## DIRECTIONS
In the text on neuron structure, copy the part starting with "Neuron Classes" and going on through "the nervous system.", replacing every "sensory neurons" with "afferent neurons".

## TEXT FOR ANALYSIS
------------------------------------------------
The Neuron - Structure

•  Myelin sheath: protective covering around some axons, enables saltatory conduction. Increases the speed of transmission.
•  Synapse: region where axons transmit to target cells, via neurotransmitters.
•  Ganglia: clusters of cell bodies in the PNS.

Neuron Classes

•  Unipolar: Single axon, sensory neurons
•  Bipolar: Single dendrite, single axon, found as sensory neurons in ear, eye, and nose.
•  Pseudounipolar: Single axon branches to connect to spinal cord or CNS neurons; found as sensory neurons
•  Multipolar: Single axon, multiple dendrites, most common type of neuron; found as interneurons (within CNS) and motor neurons

Glial Cells

•  Support cells of the nervous system.
•  6 types: - CNS Neuroglial cells: astrocytes (chemical environment), microglia (phagocytic), ependymal (CSF), oligodendrocytes (myelin)
------------------------------------------------
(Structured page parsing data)

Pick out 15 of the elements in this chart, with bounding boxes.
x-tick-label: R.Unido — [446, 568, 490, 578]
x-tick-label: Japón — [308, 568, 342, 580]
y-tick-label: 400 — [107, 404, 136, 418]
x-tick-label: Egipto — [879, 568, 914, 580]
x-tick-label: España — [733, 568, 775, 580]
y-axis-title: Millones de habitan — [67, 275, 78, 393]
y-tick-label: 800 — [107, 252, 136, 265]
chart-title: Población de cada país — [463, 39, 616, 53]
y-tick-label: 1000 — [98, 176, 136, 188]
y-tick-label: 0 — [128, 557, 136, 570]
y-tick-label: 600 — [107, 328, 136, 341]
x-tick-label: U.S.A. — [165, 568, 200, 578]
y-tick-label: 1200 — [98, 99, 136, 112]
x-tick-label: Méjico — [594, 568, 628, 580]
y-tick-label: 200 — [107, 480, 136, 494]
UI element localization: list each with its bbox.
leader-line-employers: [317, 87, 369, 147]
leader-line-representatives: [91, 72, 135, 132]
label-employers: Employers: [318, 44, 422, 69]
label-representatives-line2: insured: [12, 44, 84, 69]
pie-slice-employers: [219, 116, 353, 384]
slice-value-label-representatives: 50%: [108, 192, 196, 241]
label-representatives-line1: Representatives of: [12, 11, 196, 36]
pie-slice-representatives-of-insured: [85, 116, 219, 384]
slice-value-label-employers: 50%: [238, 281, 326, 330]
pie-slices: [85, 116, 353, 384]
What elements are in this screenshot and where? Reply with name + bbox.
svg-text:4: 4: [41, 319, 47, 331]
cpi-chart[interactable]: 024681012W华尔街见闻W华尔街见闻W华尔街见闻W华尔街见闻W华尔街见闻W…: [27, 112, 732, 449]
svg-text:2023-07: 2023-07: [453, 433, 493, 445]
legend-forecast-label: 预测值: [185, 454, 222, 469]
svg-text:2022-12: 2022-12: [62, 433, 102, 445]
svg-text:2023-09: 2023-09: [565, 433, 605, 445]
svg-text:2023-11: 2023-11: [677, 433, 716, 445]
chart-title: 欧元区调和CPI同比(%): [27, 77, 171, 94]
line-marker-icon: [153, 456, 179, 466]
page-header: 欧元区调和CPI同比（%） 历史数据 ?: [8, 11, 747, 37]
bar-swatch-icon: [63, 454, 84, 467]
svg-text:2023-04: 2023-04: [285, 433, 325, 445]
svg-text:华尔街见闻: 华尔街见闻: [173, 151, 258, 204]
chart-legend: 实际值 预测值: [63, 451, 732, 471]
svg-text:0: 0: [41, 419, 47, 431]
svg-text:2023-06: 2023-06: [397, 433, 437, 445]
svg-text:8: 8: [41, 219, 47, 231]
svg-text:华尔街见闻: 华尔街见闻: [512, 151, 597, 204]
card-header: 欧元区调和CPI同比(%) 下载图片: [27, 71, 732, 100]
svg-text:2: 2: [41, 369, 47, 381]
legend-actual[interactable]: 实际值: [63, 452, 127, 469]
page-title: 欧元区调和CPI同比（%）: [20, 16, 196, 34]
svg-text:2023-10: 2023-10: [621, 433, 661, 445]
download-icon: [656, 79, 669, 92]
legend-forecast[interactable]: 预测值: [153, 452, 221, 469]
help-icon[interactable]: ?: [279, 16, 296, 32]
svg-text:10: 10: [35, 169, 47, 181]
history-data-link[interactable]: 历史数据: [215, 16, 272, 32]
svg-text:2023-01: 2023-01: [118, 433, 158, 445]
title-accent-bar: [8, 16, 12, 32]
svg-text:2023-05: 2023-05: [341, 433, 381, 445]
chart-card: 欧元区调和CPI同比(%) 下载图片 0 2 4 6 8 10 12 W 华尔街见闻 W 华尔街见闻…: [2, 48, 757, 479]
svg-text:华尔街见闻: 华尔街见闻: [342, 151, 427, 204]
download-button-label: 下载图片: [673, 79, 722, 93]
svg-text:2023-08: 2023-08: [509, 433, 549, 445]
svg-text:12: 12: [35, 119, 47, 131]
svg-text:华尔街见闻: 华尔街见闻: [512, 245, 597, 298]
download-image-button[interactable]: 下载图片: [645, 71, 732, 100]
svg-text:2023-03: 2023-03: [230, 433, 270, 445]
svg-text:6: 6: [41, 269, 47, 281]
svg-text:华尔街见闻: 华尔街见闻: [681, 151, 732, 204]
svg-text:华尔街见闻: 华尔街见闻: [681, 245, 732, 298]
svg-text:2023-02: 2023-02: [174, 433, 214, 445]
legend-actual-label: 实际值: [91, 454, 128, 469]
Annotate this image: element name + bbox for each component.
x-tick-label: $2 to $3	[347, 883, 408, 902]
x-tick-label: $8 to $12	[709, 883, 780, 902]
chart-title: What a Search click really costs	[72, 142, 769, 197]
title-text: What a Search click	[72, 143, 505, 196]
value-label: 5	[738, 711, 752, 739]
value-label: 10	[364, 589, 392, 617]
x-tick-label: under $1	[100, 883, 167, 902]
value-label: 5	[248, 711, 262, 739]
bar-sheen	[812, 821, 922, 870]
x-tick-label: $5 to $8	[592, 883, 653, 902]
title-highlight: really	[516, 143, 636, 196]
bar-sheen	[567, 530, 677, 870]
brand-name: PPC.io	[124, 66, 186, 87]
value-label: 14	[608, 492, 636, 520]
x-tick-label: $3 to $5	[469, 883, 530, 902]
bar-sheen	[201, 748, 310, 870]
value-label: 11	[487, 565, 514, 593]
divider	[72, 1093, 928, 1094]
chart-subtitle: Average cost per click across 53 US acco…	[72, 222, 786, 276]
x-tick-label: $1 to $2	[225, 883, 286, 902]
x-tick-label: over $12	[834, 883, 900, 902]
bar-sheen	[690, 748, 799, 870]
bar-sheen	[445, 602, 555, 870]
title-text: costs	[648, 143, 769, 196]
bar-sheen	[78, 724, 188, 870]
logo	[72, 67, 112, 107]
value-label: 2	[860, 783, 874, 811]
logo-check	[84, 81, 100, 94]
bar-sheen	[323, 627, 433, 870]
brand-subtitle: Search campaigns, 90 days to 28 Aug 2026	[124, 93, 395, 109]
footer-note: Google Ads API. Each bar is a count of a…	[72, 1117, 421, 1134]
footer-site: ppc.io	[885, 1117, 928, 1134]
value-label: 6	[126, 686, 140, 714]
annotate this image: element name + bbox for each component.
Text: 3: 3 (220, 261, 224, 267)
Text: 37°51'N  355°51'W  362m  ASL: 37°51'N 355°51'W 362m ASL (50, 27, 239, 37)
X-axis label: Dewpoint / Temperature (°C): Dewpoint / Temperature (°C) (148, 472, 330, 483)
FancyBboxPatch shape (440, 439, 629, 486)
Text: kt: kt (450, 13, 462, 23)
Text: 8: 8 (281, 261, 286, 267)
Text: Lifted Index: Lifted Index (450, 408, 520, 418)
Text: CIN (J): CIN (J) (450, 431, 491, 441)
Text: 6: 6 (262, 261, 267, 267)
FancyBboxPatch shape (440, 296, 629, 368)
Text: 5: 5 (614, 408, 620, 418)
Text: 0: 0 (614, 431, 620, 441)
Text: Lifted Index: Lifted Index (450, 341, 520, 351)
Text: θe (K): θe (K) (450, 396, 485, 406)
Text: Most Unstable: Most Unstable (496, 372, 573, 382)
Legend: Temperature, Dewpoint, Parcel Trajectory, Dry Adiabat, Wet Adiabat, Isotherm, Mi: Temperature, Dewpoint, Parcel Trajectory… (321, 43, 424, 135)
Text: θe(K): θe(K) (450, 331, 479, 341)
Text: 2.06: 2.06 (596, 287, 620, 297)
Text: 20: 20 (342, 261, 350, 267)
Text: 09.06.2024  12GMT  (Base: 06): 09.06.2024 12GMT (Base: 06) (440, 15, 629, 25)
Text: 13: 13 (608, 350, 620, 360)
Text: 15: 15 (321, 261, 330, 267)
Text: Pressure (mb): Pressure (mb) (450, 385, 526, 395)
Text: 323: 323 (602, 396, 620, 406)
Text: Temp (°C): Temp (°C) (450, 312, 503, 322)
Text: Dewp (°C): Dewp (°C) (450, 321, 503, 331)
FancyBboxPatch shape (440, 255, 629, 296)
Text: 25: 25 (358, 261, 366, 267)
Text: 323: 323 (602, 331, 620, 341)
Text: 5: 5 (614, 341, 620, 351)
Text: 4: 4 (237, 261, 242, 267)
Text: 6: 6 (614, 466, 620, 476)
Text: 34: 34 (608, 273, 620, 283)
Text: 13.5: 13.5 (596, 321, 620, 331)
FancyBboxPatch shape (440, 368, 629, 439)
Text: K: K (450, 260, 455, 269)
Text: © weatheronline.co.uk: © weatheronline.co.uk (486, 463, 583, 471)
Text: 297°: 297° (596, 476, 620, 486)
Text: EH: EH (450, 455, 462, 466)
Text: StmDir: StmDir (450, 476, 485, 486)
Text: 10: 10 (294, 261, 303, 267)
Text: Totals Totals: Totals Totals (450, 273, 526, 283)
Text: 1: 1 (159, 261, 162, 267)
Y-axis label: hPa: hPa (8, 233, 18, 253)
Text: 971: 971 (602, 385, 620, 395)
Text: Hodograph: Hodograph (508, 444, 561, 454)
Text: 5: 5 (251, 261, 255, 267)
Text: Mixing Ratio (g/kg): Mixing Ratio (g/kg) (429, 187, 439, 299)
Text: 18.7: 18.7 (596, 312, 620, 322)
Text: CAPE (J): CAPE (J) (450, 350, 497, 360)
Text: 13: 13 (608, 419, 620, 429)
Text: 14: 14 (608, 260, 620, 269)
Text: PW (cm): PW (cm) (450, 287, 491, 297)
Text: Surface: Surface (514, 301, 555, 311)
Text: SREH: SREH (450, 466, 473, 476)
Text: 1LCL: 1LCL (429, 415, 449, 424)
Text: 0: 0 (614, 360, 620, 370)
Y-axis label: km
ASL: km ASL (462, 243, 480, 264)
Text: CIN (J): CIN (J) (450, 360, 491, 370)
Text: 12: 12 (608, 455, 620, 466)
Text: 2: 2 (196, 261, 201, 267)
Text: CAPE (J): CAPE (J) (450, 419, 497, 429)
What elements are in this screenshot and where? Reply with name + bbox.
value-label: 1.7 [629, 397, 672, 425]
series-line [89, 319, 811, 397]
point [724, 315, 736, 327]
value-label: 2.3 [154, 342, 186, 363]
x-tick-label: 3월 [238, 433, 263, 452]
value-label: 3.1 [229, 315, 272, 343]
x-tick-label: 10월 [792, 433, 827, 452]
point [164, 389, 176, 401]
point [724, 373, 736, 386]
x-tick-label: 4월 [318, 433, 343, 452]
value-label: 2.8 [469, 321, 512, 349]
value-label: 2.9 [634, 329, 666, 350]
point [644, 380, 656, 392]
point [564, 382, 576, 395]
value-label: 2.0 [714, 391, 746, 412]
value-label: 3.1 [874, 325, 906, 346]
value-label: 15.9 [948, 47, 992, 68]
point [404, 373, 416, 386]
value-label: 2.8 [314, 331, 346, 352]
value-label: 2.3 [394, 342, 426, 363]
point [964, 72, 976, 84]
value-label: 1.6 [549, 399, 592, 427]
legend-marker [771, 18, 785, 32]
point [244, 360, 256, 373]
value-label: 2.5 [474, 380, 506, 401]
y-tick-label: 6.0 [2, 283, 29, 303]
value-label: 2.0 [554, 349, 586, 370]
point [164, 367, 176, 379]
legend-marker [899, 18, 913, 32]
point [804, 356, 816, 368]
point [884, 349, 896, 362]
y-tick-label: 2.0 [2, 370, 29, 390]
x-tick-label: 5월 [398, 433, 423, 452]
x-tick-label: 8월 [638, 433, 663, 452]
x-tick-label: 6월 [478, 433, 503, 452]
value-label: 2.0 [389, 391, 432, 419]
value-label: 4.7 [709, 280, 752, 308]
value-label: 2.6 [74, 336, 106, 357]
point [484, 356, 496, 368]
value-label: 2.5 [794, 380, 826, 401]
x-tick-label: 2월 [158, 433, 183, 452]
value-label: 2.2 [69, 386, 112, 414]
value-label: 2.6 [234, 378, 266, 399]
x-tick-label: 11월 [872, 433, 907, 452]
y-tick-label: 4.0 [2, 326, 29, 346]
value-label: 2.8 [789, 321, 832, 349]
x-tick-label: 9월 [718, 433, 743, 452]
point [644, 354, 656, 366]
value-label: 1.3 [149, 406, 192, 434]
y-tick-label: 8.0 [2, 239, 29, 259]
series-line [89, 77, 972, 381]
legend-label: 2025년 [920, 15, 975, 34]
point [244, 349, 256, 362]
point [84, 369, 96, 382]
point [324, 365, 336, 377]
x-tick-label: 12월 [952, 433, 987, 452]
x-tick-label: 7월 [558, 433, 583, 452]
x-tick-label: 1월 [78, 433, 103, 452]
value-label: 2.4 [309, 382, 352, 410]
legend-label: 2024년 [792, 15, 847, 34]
------------------------------------------------
## RESULT BELOW
Neuron Classes

•  Unipolar: Single axon, afferent neurons
•  Bipolar: Single dendrite, single axon, found as afferent neurons in ear, eye, and nose.
•  Pseudounipolar: Single axon branches to connect to spinal cord or CNS neurons; found as afferent neurons
•  Multipolar: Single axon, multiple dendrites, most common type of neuron; found as interneurons (within CNS) and motor neurons

Glial Cells

•  Support cells of the nervous system.